- Written problem -
Pictures do not belong in the copy. Return all of the entries exactly.

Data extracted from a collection
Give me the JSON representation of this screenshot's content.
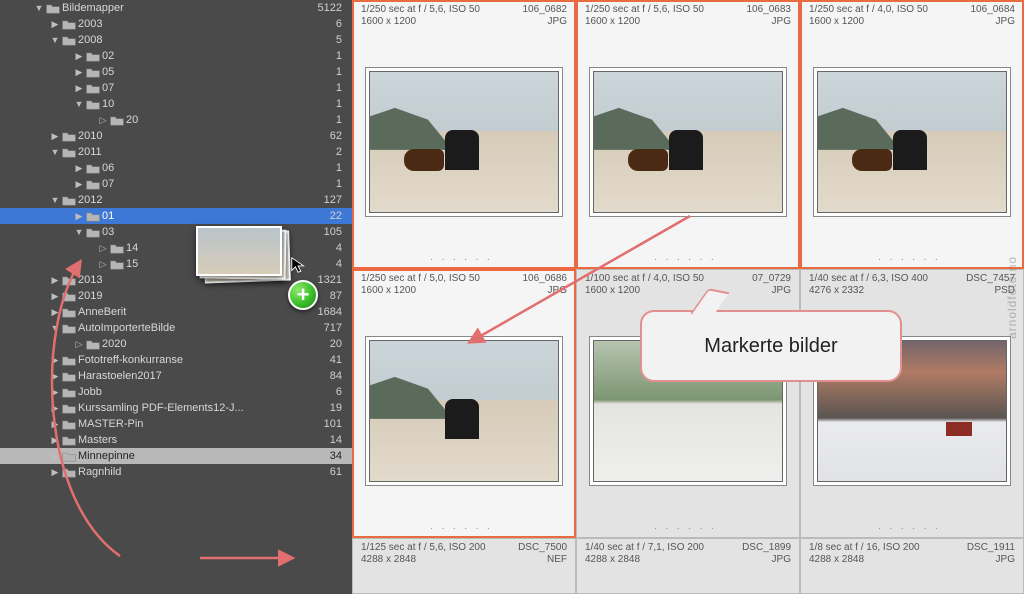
{
  "annotation": {
    "callout_text": "Markerte bilder"
  },
  "watermark": "arnoldfoto.no",
  "sidebar": {
    "items": [
      {
        "label": "Bildemapper",
        "count": "5122",
        "indent": 0,
        "arrow": "▼",
        "sel": false
      },
      {
        "label": "2003",
        "count": "6",
        "indent": 1,
        "arrow": "▶",
        "sel": false
      },
      {
        "label": "2008",
        "count": "5",
        "indent": 1,
        "arrow": "▼",
        "sel": false
      },
      {
        "label": "02",
        "count": "1",
        "indent": 2,
        "arrow": "▶",
        "sel": false
      },
      {
        "label": "05",
        "count": "1",
        "indent": 2,
        "arrow": "▶",
        "sel": false
      },
      {
        "label": "07",
        "count": "1",
        "indent": 2,
        "arrow": "▶",
        "sel": false
      },
      {
        "label": "10",
        "count": "1",
        "indent": 2,
        "arrow": "▼",
        "sel": false
      },
      {
        "label": "20",
        "count": "1",
        "indent": 3,
        "arrow": "▷",
        "sel": false
      },
      {
        "label": "2010",
        "count": "62",
        "indent": 1,
        "arrow": "▶",
        "sel": false
      },
      {
        "label": "2011",
        "count": "2",
        "indent": 1,
        "arrow": "▼",
        "sel": false
      },
      {
        "label": "06",
        "count": "1",
        "indent": 2,
        "arrow": "▶",
        "sel": false
      },
      {
        "label": "07",
        "count": "1",
        "indent": 2,
        "arrow": "▶",
        "sel": false
      },
      {
        "label": "2012",
        "count": "127",
        "indent": 1,
        "arrow": "▼",
        "sel": false
      },
      {
        "label": "01",
        "count": "22",
        "indent": 2,
        "arrow": "▶",
        "sel": true
      },
      {
        "label": "03",
        "count": "105",
        "indent": 2,
        "arrow": "▼",
        "sel": false
      },
      {
        "label": "14",
        "count": "4",
        "indent": 3,
        "arrow": "▷",
        "sel": false
      },
      {
        "label": "15",
        "count": "4",
        "indent": 3,
        "arrow": "▷",
        "sel": false
      },
      {
        "label": "2013",
        "count": "1321",
        "indent": 1,
        "arrow": "▶",
        "sel": false
      },
      {
        "label": "2019",
        "count": "87",
        "indent": 1,
        "arrow": "▶",
        "sel": false
      },
      {
        "label": "AnneBerit",
        "count": "1684",
        "indent": 1,
        "arrow": "▶",
        "sel": false
      },
      {
        "label": "AutoImporterteBilde",
        "count": "717",
        "indent": 1,
        "arrow": "▼",
        "sel": false
      },
      {
        "label": "2020",
        "count": "20",
        "indent": 2,
        "arrow": "▷",
        "sel": false
      },
      {
        "label": "Fototreff-konkurranse",
        "count": "41",
        "indent": 1,
        "arrow": "▶",
        "sel": false
      },
      {
        "label": "Harastoelen2017",
        "count": "84",
        "indent": 1,
        "arrow": "▶",
        "sel": false
      },
      {
        "label": "Jobb",
        "count": "6",
        "indent": 1,
        "arrow": "▶",
        "sel": false
      },
      {
        "label": "Kurssamling PDF-Elements12-J...",
        "count": "19",
        "indent": 1,
        "arrow": "▶",
        "sel": false
      },
      {
        "label": "MASTER-Pin",
        "count": "101",
        "indent": 1,
        "arrow": "▶",
        "sel": false
      },
      {
        "label": "Masters",
        "count": "14",
        "indent": 1,
        "arrow": "▶",
        "sel": false
      },
      {
        "label": "Minnepinne",
        "count": "34",
        "indent": 1,
        "arrow": "▶",
        "sel": false,
        "drop": true
      },
      {
        "label": "Ragnhild",
        "count": "61",
        "indent": 1,
        "arrow": "▶",
        "sel": false
      }
    ]
  },
  "grid": {
    "cells": [
      {
        "exp": "1/250 sec at f / 5,6, ISO 50",
        "name": "106_0682",
        "dim": "1600 x 1200",
        "fmt": "JPG",
        "sel": true,
        "style": "beach",
        "has_dog": true
      },
      {
        "exp": "1/250 sec at f / 5,6, ISO 50",
        "name": "106_0683",
        "dim": "1600 x 1200",
        "fmt": "JPG",
        "sel": true,
        "style": "beach",
        "has_dog": true
      },
      {
        "exp": "1/250 sec at f / 4,0, ISO 50",
        "name": "106_0684",
        "dim": "1600 x 1200",
        "fmt": "JPG",
        "sel": true,
        "style": "beach",
        "has_dog": true
      },
      {
        "exp": "1/250 sec at f / 5,0, ISO 50",
        "name": "106_0686",
        "dim": "1600 x 1200",
        "fmt": "JPG",
        "sel": true,
        "style": "beach",
        "has_dog": false
      },
      {
        "exp": "1/100 sec at f / 4,0, ISO 50",
        "name": "07_0729",
        "dim": "1600 x 1200",
        "fmt": "JPG",
        "sel": false,
        "style": "green",
        "has_dog": false
      },
      {
        "exp": "1/40 sec at f / 6,3, ISO 400",
        "name": "DSC_7457",
        "dim": "4276 x 2332",
        "fmt": "PSD",
        "sel": false,
        "style": "sunset",
        "has_dog": false
      },
      {
        "exp": "1/125 sec at f / 5,6, ISO 200",
        "name": "DSC_7500",
        "dim": "4288 x 2848",
        "fmt": "NEF",
        "sel": false,
        "style": "beach",
        "has_dog": false,
        "partial": true
      },
      {
        "exp": "1/40 sec at f / 7,1, ISO 200",
        "name": "DSC_1899",
        "dim": "4288 x 2848",
        "fmt": "JPG",
        "sel": false,
        "style": "green",
        "has_dog": false,
        "partial": true
      },
      {
        "exp": "1/8 sec at f / 16, ISO 200",
        "name": "DSC_1911",
        "dim": "4288 x 2848",
        "fmt": "JPG",
        "sel": false,
        "style": "sunset",
        "has_dog": false,
        "partial": true
      }
    ]
  }
}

- Expected answer -
Give me the JSON representation of this screenshot's content.
{
  "annotation": {
    "callout_text": "Markerte bilder"
  },
  "watermark": "arnoldfoto.no",
  "sidebar": {
    "items": [
      {
        "label": "Bildemapper",
        "count": "5122",
        "indent": 0,
        "arrow": "▼",
        "sel": false
      },
      {
        "label": "2003",
        "count": "6",
        "indent": 1,
        "arrow": "▶",
        "sel": false
      },
      {
        "label": "2008",
        "count": "5",
        "indent": 1,
        "arrow": "▼",
        "sel": false
      },
      {
        "label": "02",
        "count": "1",
        "indent": 2,
        "arrow": "▶",
        "sel": false
      },
      {
        "label": "05",
        "count": "1",
        "indent": 2,
        "arrow": "▶",
        "sel": false
      },
      {
        "label": "07",
        "count": "1",
        "indent": 2,
        "arrow": "▶",
        "sel": false
      },
      {
        "label": "10",
        "count": "1",
        "indent": 2,
        "arrow": "▼",
        "sel": false
      },
      {
        "label": "20",
        "count": "1",
        "indent": 3,
        "arrow": "▷",
        "sel": false
      },
      {
        "label": "2010",
        "count": "62",
        "indent": 1,
        "arrow": "▶",
        "sel": false
      },
      {
        "label": "2011",
        "count": "2",
        "indent": 1,
        "arrow": "▼",
        "sel": false
      },
      {
        "label": "06",
        "count": "1",
        "indent": 2,
        "arrow": "▶",
        "sel": false
      },
      {
        "label": "07",
        "count": "1",
        "indent": 2,
        "arrow": "▶",
        "sel": false
      },
      {
        "label": "2012",
        "count": "127",
        "indent": 1,
        "arrow": "▼",
        "sel": false
      },
      {
        "label": "01",
        "count": "22",
        "indent": 2,
        "arrow": "▶",
        "sel": true
      },
      {
        "label": "03",
        "count": "105",
        "indent": 2,
        "arrow": "▼",
        "sel": false
      },
      {
        "label": "14",
        "count": "4",
        "indent": 3,
        "arrow": "▷",
        "sel": false
      },
      {
        "label": "15",
        "count": "4",
        "indent": 3,
        "arrow": "▷",
        "sel": false
      },
      {
        "label": "2013",
        "count": "1321",
        "indent": 1,
        "arrow": "▶",
        "sel": false
      },
      {
        "label": "2019",
        "count": "87",
        "indent": 1,
        "arrow": "▶",
        "sel": false
      },
      {
        "label": "AnneBerit",
        "count": "1684",
        "indent": 1,
        "arrow": "▶",
        "sel": false
      },
      {
        "label": "AutoImporterteBilde",
        "count": "717",
        "indent": 1,
        "arrow": "▼",
        "sel": false
      },
      {
        "label": "2020",
        "count": "20",
        "indent": 2,
        "arrow": "▷",
        "sel": false
      },
      {
        "label": "Fototreff-konkurranse",
        "count": "41",
        "indent": 1,
        "arrow": "▶",
        "sel": false
      },
      {
        "label": "Harastoelen2017",
        "count": "84",
        "indent": 1,
        "arrow": "▶",
        "sel": false
      },
      {
        "label": "Jobb",
        "count": "6",
        "indent": 1,
        "arrow": "▶",
        "sel": false
      },
      {
        "label": "Kurssamling PDF-Elements12-J...",
        "count": "19",
        "indent": 1,
        "arrow": "▶",
        "sel": false
      },
      {
        "label": "MASTER-Pin",
        "count": "101",
        "indent": 1,
        "arrow": "▶",
        "sel": false
      },
      {
        "label": "Masters",
        "count": "14",
        "indent": 1,
        "arrow": "▶",
        "sel": false
      },
      {
        "label": "Minnepinne",
        "count": "34",
        "indent": 1,
        "arrow": "▶",
        "sel": false,
        "drop": true
      },
      {
        "label": "Ragnhild",
        "count": "61",
        "indent": 1,
        "arrow": "▶",
        "sel": false
      }
    ]
  },
  "grid": {
    "cells": [
      {
        "exp": "1/250 sec at f / 5,6, ISO 50",
        "name": "106_0682",
        "dim": "1600 x 1200",
        "fmt": "JPG",
        "sel": true,
        "style": "beach",
        "has_dog": true
      },
      {
        "exp": "1/250 sec at f / 5,6, ISO 50",
        "name": "106_0683",
        "dim": "1600 x 1200",
        "fmt": "JPG",
        "sel": true,
        "style": "beach",
        "has_dog": true
      },
      {
        "exp": "1/250 sec at f / 4,0, ISO 50",
        "name": "106_0684",
        "dim": "1600 x 1200",
        "fmt": "JPG",
        "sel": true,
        "style": "beach",
        "has_dog": true
      },
      {
        "exp": "1/250 sec at f / 5,0, ISO 50",
        "name": "106_0686",
        "dim": "1600 x 1200",
        "fmt": "JPG",
        "sel": true,
        "style": "beach",
        "has_dog": false
      },
      {
        "exp": "1/100 sec at f / 4,0, ISO 50",
        "name": "07_0729",
        "dim": "1600 x 1200",
        "fmt": "JPG",
        "sel": false,
        "style": "green",
        "has_dog": false
      },
      {
        "exp": "1/40 sec at f / 6,3, ISO 400",
        "name": "DSC_7457",
        "dim": "4276 x 2332",
        "fmt": "PSD",
        "sel": false,
        "style": "sunset",
        "has_dog": false
      },
      {
        "exp": "1/125 sec at f / 5,6, ISO 200",
        "name": "DSC_7500",
        "dim": "4288 x 2848",
        "fmt": "NEF",
        "sel": false,
        "style": "beach",
        "has_dog": false,
        "partial": true
      },
      {
        "exp": "1/40 sec at f / 7,1, ISO 200",
        "name": "DSC_1899",
        "dim": "4288 x 2848",
        "fmt": "JPG",
        "sel": false,
        "style": "green",
        "has_dog": false,
        "partial": true
      },
      {
        "exp": "1/8 sec at f / 16, ISO 200",
        "name": "DSC_1911",
        "dim": "4288 x 2848",
        "fmt": "JPG",
        "sel": false,
        "style": "sunset",
        "has_dog": false,
        "partial": true
      }
    ]
  }
}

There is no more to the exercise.